#### Data shown

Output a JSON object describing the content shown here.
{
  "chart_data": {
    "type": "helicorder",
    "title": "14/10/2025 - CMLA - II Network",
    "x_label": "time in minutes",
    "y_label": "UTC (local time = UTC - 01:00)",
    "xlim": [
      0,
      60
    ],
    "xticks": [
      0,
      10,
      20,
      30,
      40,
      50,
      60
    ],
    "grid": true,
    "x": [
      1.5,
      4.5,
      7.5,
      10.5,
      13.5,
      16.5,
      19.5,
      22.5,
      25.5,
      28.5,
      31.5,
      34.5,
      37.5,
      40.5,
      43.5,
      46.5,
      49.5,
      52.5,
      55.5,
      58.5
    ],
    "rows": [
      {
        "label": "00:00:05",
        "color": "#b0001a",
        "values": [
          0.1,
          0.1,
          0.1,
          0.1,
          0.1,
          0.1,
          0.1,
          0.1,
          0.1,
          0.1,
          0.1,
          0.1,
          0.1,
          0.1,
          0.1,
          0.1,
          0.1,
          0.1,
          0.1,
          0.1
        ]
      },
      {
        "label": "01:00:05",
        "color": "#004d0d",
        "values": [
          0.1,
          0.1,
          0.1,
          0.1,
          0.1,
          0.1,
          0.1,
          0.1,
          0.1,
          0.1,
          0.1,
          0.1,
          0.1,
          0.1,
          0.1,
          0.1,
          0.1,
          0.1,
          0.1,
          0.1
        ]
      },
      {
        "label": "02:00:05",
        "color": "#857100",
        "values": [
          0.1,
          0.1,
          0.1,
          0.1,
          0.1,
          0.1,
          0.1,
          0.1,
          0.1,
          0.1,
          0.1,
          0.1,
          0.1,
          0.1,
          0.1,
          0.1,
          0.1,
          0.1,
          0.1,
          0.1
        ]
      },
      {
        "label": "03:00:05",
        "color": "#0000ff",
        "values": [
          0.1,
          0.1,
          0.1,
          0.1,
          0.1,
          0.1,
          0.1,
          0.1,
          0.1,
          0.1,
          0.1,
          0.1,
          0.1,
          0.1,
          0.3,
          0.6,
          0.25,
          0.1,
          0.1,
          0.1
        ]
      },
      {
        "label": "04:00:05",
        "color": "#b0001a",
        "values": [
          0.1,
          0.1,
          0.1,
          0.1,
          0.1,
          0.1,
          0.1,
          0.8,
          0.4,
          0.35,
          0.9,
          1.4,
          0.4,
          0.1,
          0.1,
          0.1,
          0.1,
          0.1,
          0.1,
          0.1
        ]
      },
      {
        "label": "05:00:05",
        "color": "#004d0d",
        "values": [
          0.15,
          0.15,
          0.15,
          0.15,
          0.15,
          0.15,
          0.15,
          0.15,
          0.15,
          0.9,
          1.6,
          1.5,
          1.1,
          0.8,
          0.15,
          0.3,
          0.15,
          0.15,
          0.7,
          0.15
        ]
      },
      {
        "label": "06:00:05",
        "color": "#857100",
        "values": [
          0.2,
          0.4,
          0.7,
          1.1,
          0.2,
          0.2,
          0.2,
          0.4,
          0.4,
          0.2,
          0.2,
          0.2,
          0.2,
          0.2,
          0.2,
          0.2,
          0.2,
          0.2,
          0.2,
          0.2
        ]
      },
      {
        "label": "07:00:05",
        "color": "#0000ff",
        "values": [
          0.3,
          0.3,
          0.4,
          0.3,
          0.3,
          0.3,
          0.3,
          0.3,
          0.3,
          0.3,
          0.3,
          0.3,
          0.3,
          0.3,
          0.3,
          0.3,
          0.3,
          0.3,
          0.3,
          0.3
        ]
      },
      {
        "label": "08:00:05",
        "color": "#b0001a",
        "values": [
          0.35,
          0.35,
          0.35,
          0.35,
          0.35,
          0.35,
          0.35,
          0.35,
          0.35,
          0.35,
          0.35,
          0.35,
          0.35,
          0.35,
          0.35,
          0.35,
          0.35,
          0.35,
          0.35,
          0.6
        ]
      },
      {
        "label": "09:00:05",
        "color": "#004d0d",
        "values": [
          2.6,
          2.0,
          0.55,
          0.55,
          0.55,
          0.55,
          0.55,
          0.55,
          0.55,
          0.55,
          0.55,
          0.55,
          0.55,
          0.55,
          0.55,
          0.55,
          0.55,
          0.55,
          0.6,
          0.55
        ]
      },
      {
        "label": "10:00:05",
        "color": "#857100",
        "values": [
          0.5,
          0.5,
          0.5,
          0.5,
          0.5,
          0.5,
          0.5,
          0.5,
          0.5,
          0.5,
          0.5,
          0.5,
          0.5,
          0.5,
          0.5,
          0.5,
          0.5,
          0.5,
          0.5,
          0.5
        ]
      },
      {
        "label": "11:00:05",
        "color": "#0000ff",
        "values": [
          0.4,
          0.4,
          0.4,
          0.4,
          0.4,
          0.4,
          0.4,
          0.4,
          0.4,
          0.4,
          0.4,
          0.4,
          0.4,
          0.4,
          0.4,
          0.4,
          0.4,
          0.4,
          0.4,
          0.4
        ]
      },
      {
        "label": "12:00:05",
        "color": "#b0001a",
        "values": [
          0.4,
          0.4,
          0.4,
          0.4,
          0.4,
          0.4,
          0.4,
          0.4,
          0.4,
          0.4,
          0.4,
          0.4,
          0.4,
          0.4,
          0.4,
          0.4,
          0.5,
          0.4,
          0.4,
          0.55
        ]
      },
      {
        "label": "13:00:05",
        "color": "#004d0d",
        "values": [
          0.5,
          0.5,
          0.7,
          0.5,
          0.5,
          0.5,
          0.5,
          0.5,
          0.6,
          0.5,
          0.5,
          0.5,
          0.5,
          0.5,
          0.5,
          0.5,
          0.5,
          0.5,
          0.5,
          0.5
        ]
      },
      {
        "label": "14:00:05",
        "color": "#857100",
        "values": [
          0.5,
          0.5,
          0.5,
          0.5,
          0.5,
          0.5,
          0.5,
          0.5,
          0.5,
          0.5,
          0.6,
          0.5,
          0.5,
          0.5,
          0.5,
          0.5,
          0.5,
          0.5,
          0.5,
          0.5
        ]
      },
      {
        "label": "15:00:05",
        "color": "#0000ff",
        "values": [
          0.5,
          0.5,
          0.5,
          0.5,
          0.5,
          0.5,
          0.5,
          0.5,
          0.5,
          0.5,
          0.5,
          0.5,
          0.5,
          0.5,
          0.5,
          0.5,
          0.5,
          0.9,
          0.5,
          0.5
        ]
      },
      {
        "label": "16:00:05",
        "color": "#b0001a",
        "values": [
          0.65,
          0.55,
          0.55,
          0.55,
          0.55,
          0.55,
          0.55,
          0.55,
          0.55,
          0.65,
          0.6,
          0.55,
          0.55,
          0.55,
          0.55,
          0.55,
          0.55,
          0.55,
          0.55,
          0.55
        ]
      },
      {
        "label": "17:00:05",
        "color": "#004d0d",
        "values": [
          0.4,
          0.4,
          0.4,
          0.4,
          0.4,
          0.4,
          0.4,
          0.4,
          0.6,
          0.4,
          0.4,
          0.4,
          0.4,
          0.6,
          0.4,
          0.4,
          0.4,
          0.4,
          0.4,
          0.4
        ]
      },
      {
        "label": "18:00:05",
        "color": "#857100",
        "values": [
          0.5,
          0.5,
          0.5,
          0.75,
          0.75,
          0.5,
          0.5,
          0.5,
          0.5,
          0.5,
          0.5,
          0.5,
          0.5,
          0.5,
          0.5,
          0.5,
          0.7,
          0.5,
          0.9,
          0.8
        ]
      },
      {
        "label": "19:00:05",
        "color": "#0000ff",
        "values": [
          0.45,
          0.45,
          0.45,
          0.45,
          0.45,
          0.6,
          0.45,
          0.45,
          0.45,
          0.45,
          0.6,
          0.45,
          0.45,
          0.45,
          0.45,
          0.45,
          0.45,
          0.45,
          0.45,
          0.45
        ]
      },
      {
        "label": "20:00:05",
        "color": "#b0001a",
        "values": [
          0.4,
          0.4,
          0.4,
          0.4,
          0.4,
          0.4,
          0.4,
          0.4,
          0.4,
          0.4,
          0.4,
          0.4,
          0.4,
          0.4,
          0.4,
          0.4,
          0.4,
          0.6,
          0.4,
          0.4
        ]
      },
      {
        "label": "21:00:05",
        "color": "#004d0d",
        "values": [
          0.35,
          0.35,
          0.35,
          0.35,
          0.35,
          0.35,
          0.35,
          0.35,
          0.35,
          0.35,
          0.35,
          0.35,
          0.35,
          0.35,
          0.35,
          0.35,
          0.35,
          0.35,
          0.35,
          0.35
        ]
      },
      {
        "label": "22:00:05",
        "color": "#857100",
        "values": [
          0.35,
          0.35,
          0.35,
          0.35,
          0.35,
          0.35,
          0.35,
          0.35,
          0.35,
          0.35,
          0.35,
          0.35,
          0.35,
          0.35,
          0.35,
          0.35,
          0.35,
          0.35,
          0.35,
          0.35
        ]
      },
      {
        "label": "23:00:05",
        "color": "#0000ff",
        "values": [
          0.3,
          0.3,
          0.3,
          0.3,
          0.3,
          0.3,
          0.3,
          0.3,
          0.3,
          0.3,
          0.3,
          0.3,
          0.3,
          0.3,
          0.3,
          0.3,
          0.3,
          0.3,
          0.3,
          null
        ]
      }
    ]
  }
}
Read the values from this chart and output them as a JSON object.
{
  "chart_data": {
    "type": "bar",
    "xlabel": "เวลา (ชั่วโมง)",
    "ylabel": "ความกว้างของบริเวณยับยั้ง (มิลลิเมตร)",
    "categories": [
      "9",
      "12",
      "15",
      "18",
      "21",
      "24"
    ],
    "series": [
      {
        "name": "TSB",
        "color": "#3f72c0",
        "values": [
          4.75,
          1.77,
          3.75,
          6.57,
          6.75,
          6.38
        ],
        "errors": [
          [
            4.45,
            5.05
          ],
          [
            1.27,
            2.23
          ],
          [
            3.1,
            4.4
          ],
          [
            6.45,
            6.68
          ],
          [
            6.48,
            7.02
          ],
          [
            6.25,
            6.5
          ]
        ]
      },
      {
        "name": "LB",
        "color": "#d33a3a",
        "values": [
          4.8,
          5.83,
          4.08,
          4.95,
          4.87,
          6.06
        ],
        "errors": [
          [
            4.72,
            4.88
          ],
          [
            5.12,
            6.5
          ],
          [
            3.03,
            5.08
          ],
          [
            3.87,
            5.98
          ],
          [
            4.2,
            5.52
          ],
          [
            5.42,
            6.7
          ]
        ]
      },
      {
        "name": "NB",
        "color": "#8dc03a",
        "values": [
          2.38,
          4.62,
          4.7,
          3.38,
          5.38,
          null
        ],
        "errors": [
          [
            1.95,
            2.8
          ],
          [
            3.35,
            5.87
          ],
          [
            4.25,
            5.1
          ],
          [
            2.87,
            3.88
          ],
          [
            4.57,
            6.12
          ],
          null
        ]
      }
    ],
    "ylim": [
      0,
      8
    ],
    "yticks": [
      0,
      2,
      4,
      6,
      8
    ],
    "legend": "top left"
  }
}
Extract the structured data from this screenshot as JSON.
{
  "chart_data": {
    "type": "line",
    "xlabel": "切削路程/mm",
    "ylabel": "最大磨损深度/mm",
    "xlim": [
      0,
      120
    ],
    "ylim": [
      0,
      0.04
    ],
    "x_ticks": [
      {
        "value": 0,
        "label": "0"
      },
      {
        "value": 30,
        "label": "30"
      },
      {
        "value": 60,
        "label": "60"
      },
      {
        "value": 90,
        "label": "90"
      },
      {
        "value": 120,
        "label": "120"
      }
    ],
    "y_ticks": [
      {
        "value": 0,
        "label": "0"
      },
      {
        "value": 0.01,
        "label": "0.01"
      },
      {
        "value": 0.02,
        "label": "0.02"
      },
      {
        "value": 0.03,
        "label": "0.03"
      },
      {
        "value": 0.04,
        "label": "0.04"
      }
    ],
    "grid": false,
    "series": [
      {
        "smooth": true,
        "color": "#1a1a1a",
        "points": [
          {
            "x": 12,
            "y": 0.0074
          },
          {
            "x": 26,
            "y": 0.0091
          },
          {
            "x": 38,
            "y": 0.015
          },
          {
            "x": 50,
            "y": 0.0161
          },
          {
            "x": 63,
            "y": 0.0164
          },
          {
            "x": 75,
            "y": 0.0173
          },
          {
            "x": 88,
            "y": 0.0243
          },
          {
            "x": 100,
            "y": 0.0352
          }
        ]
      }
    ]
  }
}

########

Stated goal »
Return a copy of every line that includes the word "time".

Worked solution »
    "x_label": "time in minutes",
    "y_label": "UTC (local time = UTC - 01:00)",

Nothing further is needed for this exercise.